## DATA SECTION
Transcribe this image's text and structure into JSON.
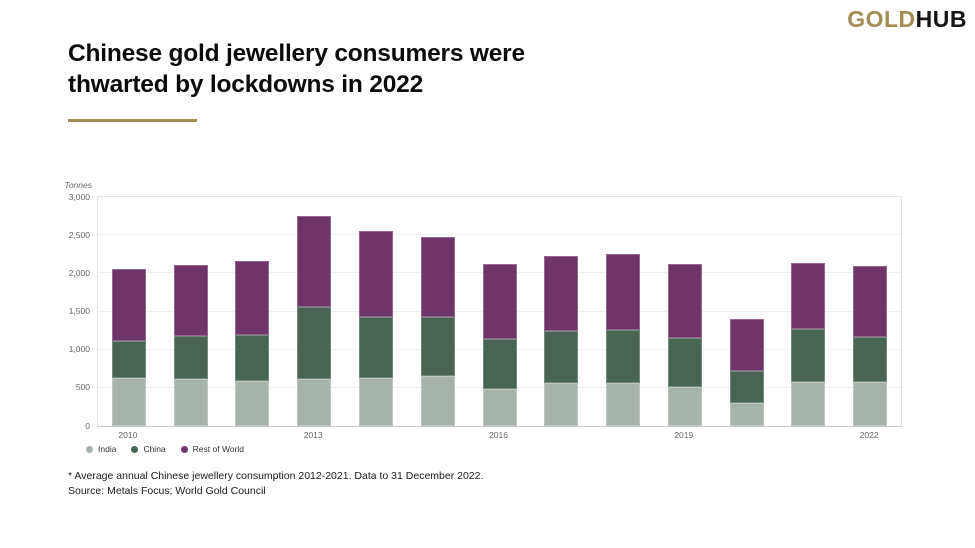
{
  "logo": {
    "gold": "GOLD",
    "hub": "HUB"
  },
  "title": {
    "line1": "Chinese gold jewellery consumers were",
    "line2": "thwarted by lockdowns in 2022"
  },
  "chart_data": {
    "type": "bar",
    "stacked": true,
    "title": "Chinese gold jewellery consumers were thwarted by lockdowns in 2022",
    "ylabel": "Tonnes",
    "xlabel": "",
    "categories": [
      "2010",
      "2011",
      "2012",
      "2013",
      "2014",
      "2015",
      "2016",
      "2017",
      "2018",
      "2019",
      "2020",
      "2021",
      "2022"
    ],
    "x_tick_interval": 3,
    "series": [
      {
        "name": "India",
        "color": "#a7b3aa",
        "values": [
          635,
          615,
          585,
          615,
          635,
          660,
          490,
          565,
          560,
          515,
          295,
          575,
          575
        ]
      },
      {
        "name": "China",
        "color": "#486452",
        "values": [
          480,
          560,
          605,
          940,
          790,
          770,
          655,
          680,
          695,
          640,
          425,
          690,
          585
        ]
      },
      {
        "name": "Rest of World",
        "color": "#6f3468",
        "values": [
          940,
          935,
          975,
          1200,
          1125,
          1050,
          975,
          985,
          995,
          965,
          680,
          875,
          930
        ]
      }
    ],
    "ylim": [
      0,
      3000
    ],
    "y_ticks": [
      0,
      500,
      1000,
      1500,
      2000,
      2500,
      3000
    ],
    "y_tick_labels": [
      "0",
      "500",
      "1,000",
      "1,500",
      "2,000",
      "2,500",
      "3,000"
    ],
    "grid": true,
    "legend_position": "bottom-left"
  },
  "footnotes": {
    "note": "* Average annual Chinese jewellery consumption 2012-2021. Data to 31 December 2022.",
    "source": "Source: Metals Focus; World Gold Council"
  },
  "colors": {
    "accent_gold": "#a28d52",
    "india": "#a7b3aa",
    "china": "#486452",
    "rest_of_world": "#6f3468"
  }
}
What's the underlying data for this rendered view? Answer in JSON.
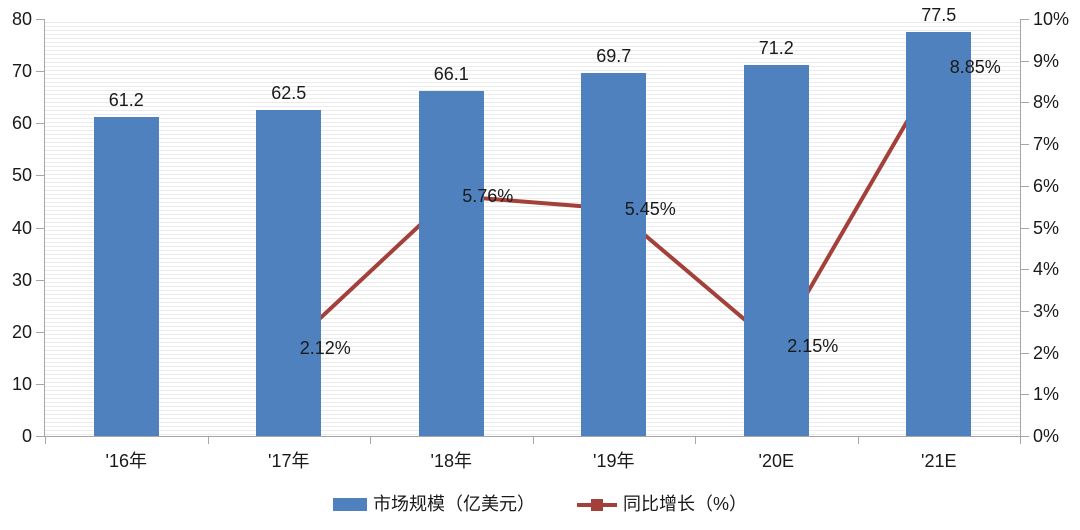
{
  "chart_data": {
    "type": "combo-bar-line",
    "title": "",
    "categories": [
      "'16年",
      "'17年",
      "'18年",
      "'19年",
      "'20E",
      "'21E"
    ],
    "series": [
      {
        "name": "市场规模（亿美元）",
        "type": "bar",
        "axis": "left",
        "color": "#4E81BD",
        "values": [
          61.2,
          62.5,
          66.1,
          69.7,
          71.2,
          77.5
        ],
        "data_labels": [
          "61.2",
          "62.5",
          "66.1",
          "69.7",
          "71.2",
          "77.5"
        ]
      },
      {
        "name": "同比增长（%）",
        "type": "line",
        "axis": "right",
        "color": "#A4403A",
        "marker": "square",
        "values": [
          null,
          2.12,
          5.76,
          5.45,
          2.15,
          8.85
        ],
        "data_labels": [
          null,
          "2.12%",
          "5.76%",
          "5.45%",
          "2.15%",
          "8.85%"
        ]
      }
    ],
    "left_axis": {
      "min": 0,
      "max": 80,
      "step": 10,
      "tick_labels": [
        "80",
        "70",
        "60",
        "50",
        "40",
        "30",
        "20",
        "10",
        "0"
      ]
    },
    "right_axis": {
      "min": 0,
      "max": 10,
      "step": 1,
      "tick_labels": [
        "10%",
        "9%",
        "8%",
        "7%",
        "6%",
        "5%",
        "4%",
        "3%",
        "2%",
        "1%",
        "0%"
      ]
    },
    "legend_position": "bottom",
    "grid": "fine-horizontal-stripes",
    "colors": {
      "bar": "#4E81BD",
      "line": "#A4403A",
      "axis_line": "#A6A6A6",
      "text": "#1A1A1A",
      "stripe": "#EBEBEB",
      "background": "#FFFFFF"
    }
  }
}
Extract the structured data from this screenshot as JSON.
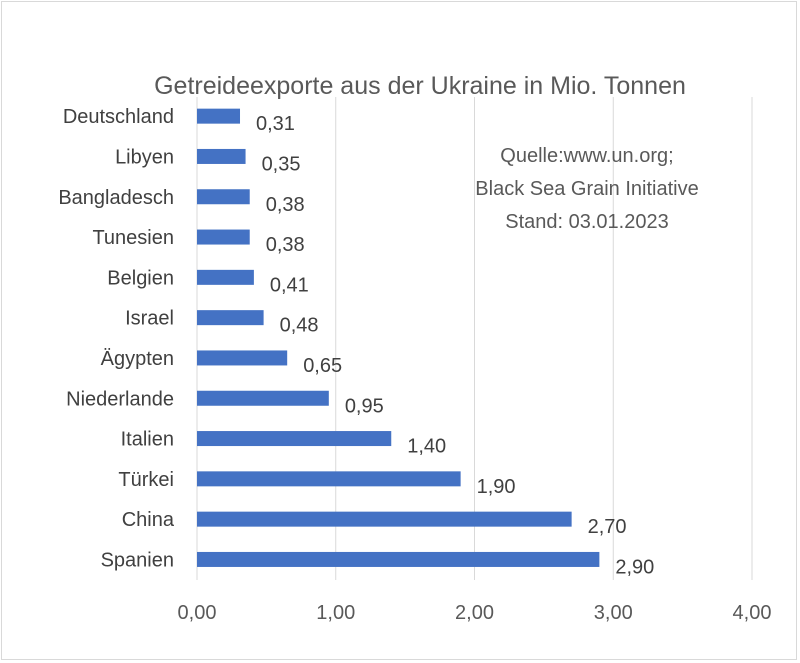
{
  "chart_data": {
    "type": "bar",
    "orientation": "horizontal",
    "title": "Getreideexporte aus der Ukraine in Mio. Tonnen",
    "categories": [
      "Deutschland",
      "Libyen",
      "Bangladesch",
      "Tunesien",
      "Belgien",
      "Israel",
      "Ägypten",
      "Niederlande",
      "Italien",
      "Türkei",
      "China",
      "Spanien"
    ],
    "values": [
      0.31,
      0.35,
      0.38,
      0.38,
      0.41,
      0.48,
      0.65,
      0.95,
      1.4,
      1.9,
      2.7,
      2.9
    ],
    "value_labels": [
      "0,31",
      "0,35",
      "0,38",
      "0,38",
      "0,41",
      "0,48",
      "0,65",
      "0,95",
      "1,40",
      "1,90",
      "2,70",
      "2,90"
    ],
    "xlim": [
      0,
      4
    ],
    "x_ticks": [
      "0,00",
      "1,00",
      "2,00",
      "3,00",
      "4,00"
    ],
    "grid": "vertical",
    "legend": "none",
    "bar_color": "#4472c4",
    "annotation": [
      "Quelle:www.un.org;",
      "Black Sea Grain Initiative",
      "Stand: 03.01.2023"
    ]
  }
}
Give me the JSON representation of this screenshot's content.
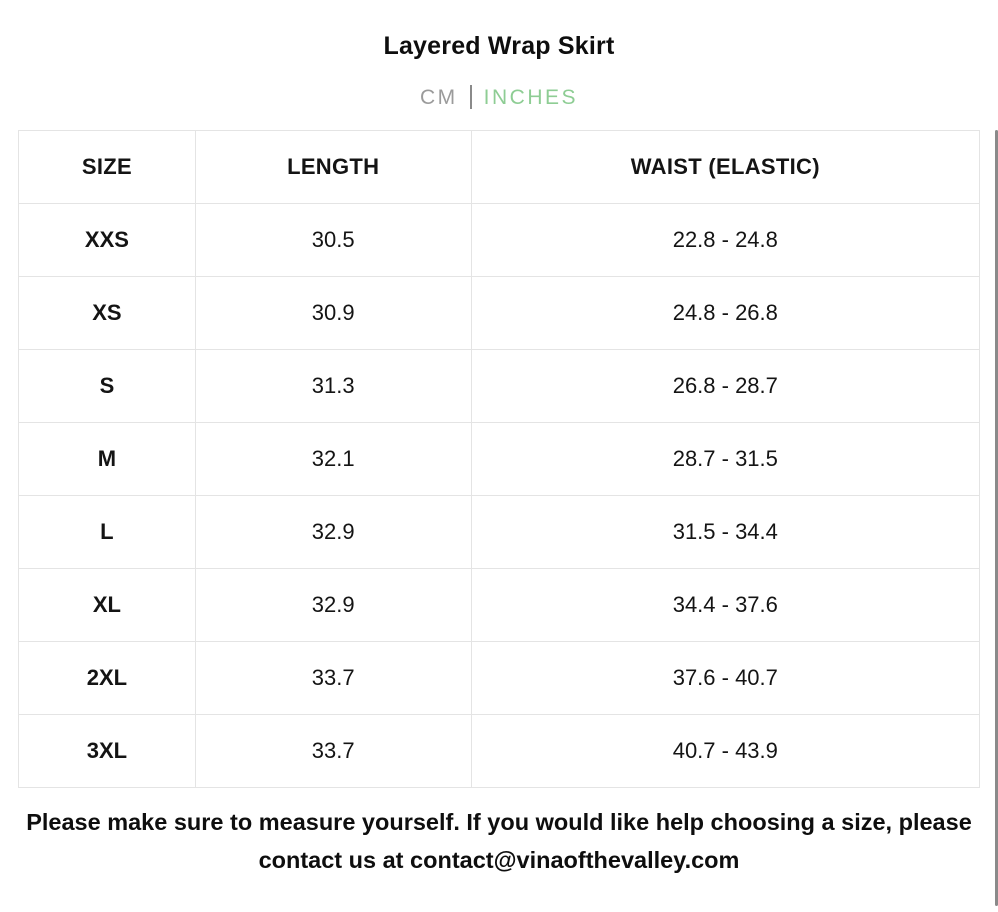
{
  "header": {
    "title": "Layered Wrap Skirt",
    "units": {
      "cm_label": "CM",
      "inches_label": "INCHES",
      "active_unit": "INCHES"
    }
  },
  "table": {
    "columns": [
      "SIZE",
      "LENGTH",
      "WAIST (ELASTIC)"
    ],
    "rows": [
      {
        "size": "XXS",
        "length": "30.5",
        "waist": "22.8 - 24.8"
      },
      {
        "size": "XS",
        "length": "30.9",
        "waist": "24.8 - 26.8"
      },
      {
        "size": "S",
        "length": "31.3",
        "waist": "26.8 - 28.7"
      },
      {
        "size": "M",
        "length": "32.1",
        "waist": "28.7 - 31.5"
      },
      {
        "size": "L",
        "length": "32.9",
        "waist": "31.5 - 34.4"
      },
      {
        "size": "XL",
        "length": "32.9",
        "waist": "34.4 - 37.6"
      },
      {
        "size": "2XL",
        "length": "33.7",
        "waist": "37.6 - 40.7"
      },
      {
        "size": "3XL",
        "length": "33.7",
        "waist": "40.7 - 43.9"
      }
    ]
  },
  "footer": {
    "note": "Please make sure to measure yourself. If you would like help choosing a size, please contact us at contact@vinaofthevalley.com"
  },
  "colors": {
    "inches_active": "#8ecd94",
    "cm_inactive": "#9b9b9b",
    "table_border": "#e4e4e4",
    "text": "#0e0e0e"
  }
}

## THE EXERCISE
Transcribe every line from the records above without alteration, and leave out the images.

## PROBLEM SOLUTION
Transcribe this image's text and structure into JSON.
{
  "logo": {
    "gold": "GOLD",
    "hub": "HUB"
  },
  "title": {
    "line1": "Chinese gold jewellery consumers were",
    "line2": "thwarted by lockdowns in 2022"
  },
  "chart_data": {
    "type": "bar",
    "stacked": true,
    "title": "Chinese gold jewellery consumers were thwarted by lockdowns in 2022",
    "ylabel": "Tonnes",
    "xlabel": "",
    "categories": [
      "2010",
      "2011",
      "2012",
      "2013",
      "2014",
      "2015",
      "2016",
      "2017",
      "2018",
      "2019",
      "2020",
      "2021",
      "2022"
    ],
    "x_tick_interval": 3,
    "series": [
      {
        "name": "India",
        "color": "#a7b3aa",
        "values": [
          635,
          615,
          585,
          615,
          635,
          660,
          490,
          565,
          560,
          515,
          295,
          575,
          575
        ]
      },
      {
        "name": "China",
        "color": "#486452",
        "values": [
          480,
          560,
          605,
          940,
          790,
          770,
          655,
          680,
          695,
          640,
          425,
          690,
          585
        ]
      },
      {
        "name": "Rest of World",
        "color": "#6f3468",
        "values": [
          940,
          935,
          975,
          1200,
          1125,
          1050,
          975,
          985,
          995,
          965,
          680,
          875,
          930
        ]
      }
    ],
    "ylim": [
      0,
      3000
    ],
    "y_ticks": [
      0,
      500,
      1000,
      1500,
      2000,
      2500,
      3000
    ],
    "y_tick_labels": [
      "0",
      "500",
      "1,000",
      "1,500",
      "2,000",
      "2,500",
      "3,000"
    ],
    "grid": true,
    "legend_position": "bottom-left"
  },
  "footnotes": {
    "note": "* Average annual Chinese jewellery consumption 2012-2021. Data to 31 December 2022.",
    "source": "Source: Metals Focus; World Gold Council"
  },
  "colors": {
    "accent_gold": "#a28d52",
    "india": "#a7b3aa",
    "china": "#486452",
    "rest_of_world": "#6f3468"
  }
}
What's the underlying data for this rendered view? Answer in JSON.
{
  "chart_data": {
    "type": "combo-bar-line",
    "title": "",
    "categories": [
      "'16年",
      "'17年",
      "'18年",
      "'19年",
      "'20E",
      "'21E"
    ],
    "series": [
      {
        "name": "市场规模（亿美元）",
        "type": "bar",
        "axis": "left",
        "color": "#4E81BD",
        "values": [
          61.2,
          62.5,
          66.1,
          69.7,
          71.2,
          77.5
        ],
        "data_labels": [
          "61.2",
          "62.5",
          "66.1",
          "69.7",
          "71.2",
          "77.5"
        ]
      },
      {
        "name": "同比增长（%）",
        "type": "line",
        "axis": "right",
        "color": "#A4403A",
        "marker": "square",
        "values": [
          null,
          2.12,
          5.76,
          5.45,
          2.15,
          8.85
        ],
        "data_labels": [
          null,
          "2.12%",
          "5.76%",
          "5.45%",
          "2.15%",
          "8.85%"
        ]
      }
    ],
    "left_axis": {
      "min": 0,
      "max": 80,
      "step": 10,
      "tick_labels": [
        "80",
        "70",
        "60",
        "50",
        "40",
        "30",
        "20",
        "10",
        "0"
      ]
    },
    "right_axis": {
      "min": 0,
      "max": 10,
      "step": 1,
      "tick_labels": [
        "10%",
        "9%",
        "8%",
        "7%",
        "6%",
        "5%",
        "4%",
        "3%",
        "2%",
        "1%",
        "0%"
      ]
    },
    "legend_position": "bottom",
    "grid": "fine-horizontal-stripes",
    "colors": {
      "bar": "#4E81BD",
      "line": "#A4403A",
      "axis_line": "#A6A6A6",
      "text": "#1A1A1A",
      "stripe": "#EBEBEB",
      "background": "#FFFFFF"
    }
  }
}
Extract the structured data from this screenshot as JSON.
{
  "chart_data": {
    "type": "bar",
    "orientation": "horizontal",
    "title": "Getreideexporte aus der Ukraine in Mio. Tonnen",
    "categories": [
      "Deutschland",
      "Libyen",
      "Bangladesch",
      "Tunesien",
      "Belgien",
      "Israel",
      "Ägypten",
      "Niederlande",
      "Italien",
      "Türkei",
      "China",
      "Spanien"
    ],
    "values": [
      0.31,
      0.35,
      0.38,
      0.38,
      0.41,
      0.48,
      0.65,
      0.95,
      1.4,
      1.9,
      2.7,
      2.9
    ],
    "value_labels": [
      "0,31",
      "0,35",
      "0,38",
      "0,38",
      "0,41",
      "0,48",
      "0,65",
      "0,95",
      "1,40",
      "1,90",
      "2,70",
      "2,90"
    ],
    "xlim": [
      0,
      4
    ],
    "x_ticks": [
      "0,00",
      "1,00",
      "2,00",
      "3,00",
      "4,00"
    ],
    "grid": "vertical",
    "legend": "none",
    "bar_color": "#4472c4",
    "annotation": [
      "Quelle:www.un.org;",
      "Black Sea Grain Initiative",
      "Stand: 03.01.2023"
    ]
  }
}
Give me the JSON representation of this screenshot's content.
{
  "header": {
    "title": "Layered Wrap Skirt",
    "units": {
      "cm_label": "CM",
      "inches_label": "INCHES",
      "active_unit": "INCHES"
    }
  },
  "table": {
    "columns": [
      "SIZE",
      "LENGTH",
      "WAIST (ELASTIC)"
    ],
    "rows": [
      {
        "size": "XXS",
        "length": "30.5",
        "waist": "22.8 - 24.8"
      },
      {
        "size": "XS",
        "length": "30.9",
        "waist": "24.8 - 26.8"
      },
      {
        "size": "S",
        "length": "31.3",
        "waist": "26.8 - 28.7"
      },
      {
        "size": "M",
        "length": "32.1",
        "waist": "28.7 - 31.5"
      },
      {
        "size": "L",
        "length": "32.9",
        "waist": "31.5 - 34.4"
      },
      {
        "size": "XL",
        "length": "32.9",
        "waist": "34.4 - 37.6"
      },
      {
        "size": "2XL",
        "length": "33.7",
        "waist": "37.6 - 40.7"
      },
      {
        "size": "3XL",
        "length": "33.7",
        "waist": "40.7 - 43.9"
      }
    ]
  },
  "footer": {
    "note": "Please make sure to measure yourself. If you would like help choosing a size, please contact us at contact@vinaofthevalley.com"
  },
  "colors": {
    "inches_active": "#8ecd94",
    "cm_inactive": "#9b9b9b",
    "table_border": "#e4e4e4",
    "text": "#0e0e0e"
  }
}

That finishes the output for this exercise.